Problem —
Gather up the lines that contain "text".

%%

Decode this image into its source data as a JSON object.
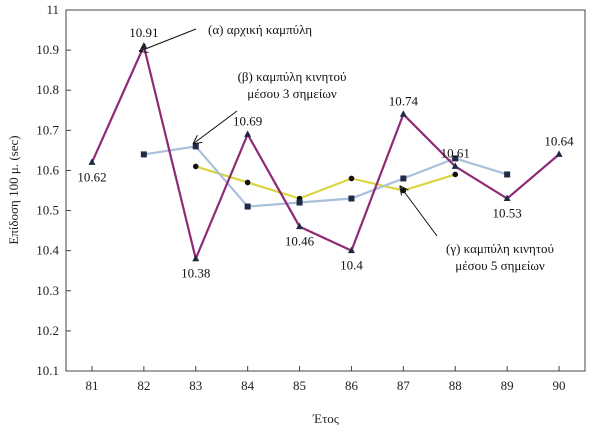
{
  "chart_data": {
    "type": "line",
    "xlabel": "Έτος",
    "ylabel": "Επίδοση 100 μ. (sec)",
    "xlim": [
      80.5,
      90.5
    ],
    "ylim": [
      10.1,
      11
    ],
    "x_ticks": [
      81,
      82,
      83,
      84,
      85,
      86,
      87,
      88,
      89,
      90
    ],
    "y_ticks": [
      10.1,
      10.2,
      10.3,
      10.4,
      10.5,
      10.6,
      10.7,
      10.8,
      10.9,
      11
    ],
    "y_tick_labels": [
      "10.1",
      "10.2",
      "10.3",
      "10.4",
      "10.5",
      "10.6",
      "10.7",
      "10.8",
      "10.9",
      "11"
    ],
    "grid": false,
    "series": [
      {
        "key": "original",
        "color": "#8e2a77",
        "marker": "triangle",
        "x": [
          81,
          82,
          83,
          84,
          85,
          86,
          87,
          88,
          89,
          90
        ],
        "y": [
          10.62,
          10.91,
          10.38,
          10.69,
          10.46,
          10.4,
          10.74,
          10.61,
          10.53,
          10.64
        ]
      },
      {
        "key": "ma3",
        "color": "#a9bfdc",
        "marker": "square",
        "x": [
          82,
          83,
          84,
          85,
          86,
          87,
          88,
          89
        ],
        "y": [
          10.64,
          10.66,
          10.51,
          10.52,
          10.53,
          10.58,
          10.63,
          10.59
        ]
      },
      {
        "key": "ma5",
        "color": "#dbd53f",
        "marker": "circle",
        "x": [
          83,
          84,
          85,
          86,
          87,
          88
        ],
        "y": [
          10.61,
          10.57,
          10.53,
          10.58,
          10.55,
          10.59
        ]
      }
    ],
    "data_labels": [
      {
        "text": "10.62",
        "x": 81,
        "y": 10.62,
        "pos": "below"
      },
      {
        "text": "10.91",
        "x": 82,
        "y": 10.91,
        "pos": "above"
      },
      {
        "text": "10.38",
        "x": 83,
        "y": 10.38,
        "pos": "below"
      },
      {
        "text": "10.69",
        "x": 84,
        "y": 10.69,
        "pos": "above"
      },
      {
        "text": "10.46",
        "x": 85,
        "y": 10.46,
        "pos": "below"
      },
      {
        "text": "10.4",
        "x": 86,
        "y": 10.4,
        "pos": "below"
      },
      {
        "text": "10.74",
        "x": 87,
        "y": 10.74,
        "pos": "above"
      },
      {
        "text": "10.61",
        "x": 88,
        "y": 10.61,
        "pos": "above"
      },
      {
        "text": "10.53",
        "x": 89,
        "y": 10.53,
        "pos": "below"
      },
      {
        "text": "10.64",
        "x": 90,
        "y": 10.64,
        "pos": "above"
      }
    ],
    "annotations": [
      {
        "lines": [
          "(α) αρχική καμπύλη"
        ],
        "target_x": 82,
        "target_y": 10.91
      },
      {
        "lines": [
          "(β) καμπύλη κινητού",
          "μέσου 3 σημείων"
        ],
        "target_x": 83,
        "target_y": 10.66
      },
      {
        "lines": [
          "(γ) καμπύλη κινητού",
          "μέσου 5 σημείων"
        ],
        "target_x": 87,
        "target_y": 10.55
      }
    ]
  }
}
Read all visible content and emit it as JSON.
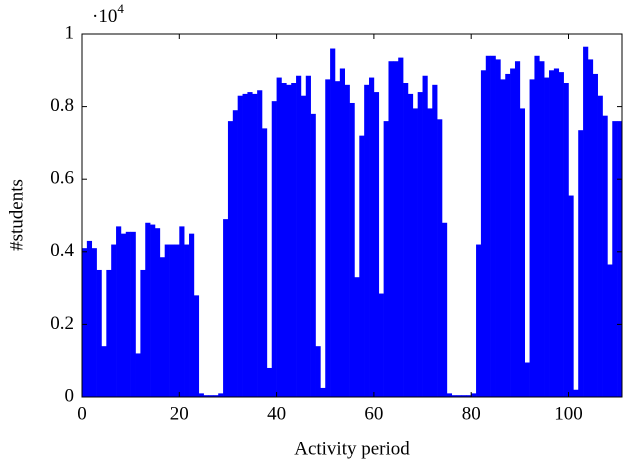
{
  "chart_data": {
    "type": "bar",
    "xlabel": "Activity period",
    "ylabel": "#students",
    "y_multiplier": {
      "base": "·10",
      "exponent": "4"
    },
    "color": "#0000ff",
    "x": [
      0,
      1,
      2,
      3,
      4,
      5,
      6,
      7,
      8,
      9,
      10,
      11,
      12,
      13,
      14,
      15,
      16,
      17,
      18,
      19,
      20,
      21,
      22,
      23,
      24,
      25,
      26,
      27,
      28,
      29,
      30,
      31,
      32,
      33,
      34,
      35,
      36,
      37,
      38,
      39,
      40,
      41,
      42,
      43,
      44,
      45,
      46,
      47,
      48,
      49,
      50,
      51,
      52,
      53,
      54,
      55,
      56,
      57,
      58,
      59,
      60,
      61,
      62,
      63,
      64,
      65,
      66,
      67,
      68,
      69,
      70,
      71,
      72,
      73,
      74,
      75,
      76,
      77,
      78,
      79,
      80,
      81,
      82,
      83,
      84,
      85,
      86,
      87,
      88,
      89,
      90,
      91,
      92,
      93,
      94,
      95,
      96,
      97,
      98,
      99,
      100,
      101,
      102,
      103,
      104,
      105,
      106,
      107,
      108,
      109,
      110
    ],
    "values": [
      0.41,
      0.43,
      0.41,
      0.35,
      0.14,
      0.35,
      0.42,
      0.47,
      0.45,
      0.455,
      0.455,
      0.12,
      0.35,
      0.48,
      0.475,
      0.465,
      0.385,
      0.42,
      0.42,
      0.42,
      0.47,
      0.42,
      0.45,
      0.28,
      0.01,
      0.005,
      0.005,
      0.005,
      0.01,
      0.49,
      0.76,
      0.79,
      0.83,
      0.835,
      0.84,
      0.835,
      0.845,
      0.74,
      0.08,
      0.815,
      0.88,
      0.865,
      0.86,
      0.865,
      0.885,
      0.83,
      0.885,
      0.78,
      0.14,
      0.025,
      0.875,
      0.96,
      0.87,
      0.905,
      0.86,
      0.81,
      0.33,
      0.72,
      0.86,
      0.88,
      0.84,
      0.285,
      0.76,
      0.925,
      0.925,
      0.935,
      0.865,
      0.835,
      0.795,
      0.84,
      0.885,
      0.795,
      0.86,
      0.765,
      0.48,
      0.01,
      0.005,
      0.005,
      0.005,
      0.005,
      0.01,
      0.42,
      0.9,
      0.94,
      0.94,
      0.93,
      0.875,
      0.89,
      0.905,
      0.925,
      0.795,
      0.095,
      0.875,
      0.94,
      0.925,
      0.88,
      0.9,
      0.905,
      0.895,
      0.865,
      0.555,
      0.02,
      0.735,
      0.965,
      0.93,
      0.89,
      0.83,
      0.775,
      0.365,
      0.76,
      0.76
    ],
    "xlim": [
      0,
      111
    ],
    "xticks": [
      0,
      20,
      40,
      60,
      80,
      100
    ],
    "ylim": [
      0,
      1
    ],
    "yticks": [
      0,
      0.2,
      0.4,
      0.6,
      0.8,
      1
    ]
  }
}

%%

Result of this exercise —
        "text": "10.62",
        "text": "10.91",
        "text": "10.38",
        "text": "10.69",
        "text": "10.46",
        "text": "10.4",
        "text": "10.74",
        "text": "10.61",
        "text": "10.53",
        "text": "10.64",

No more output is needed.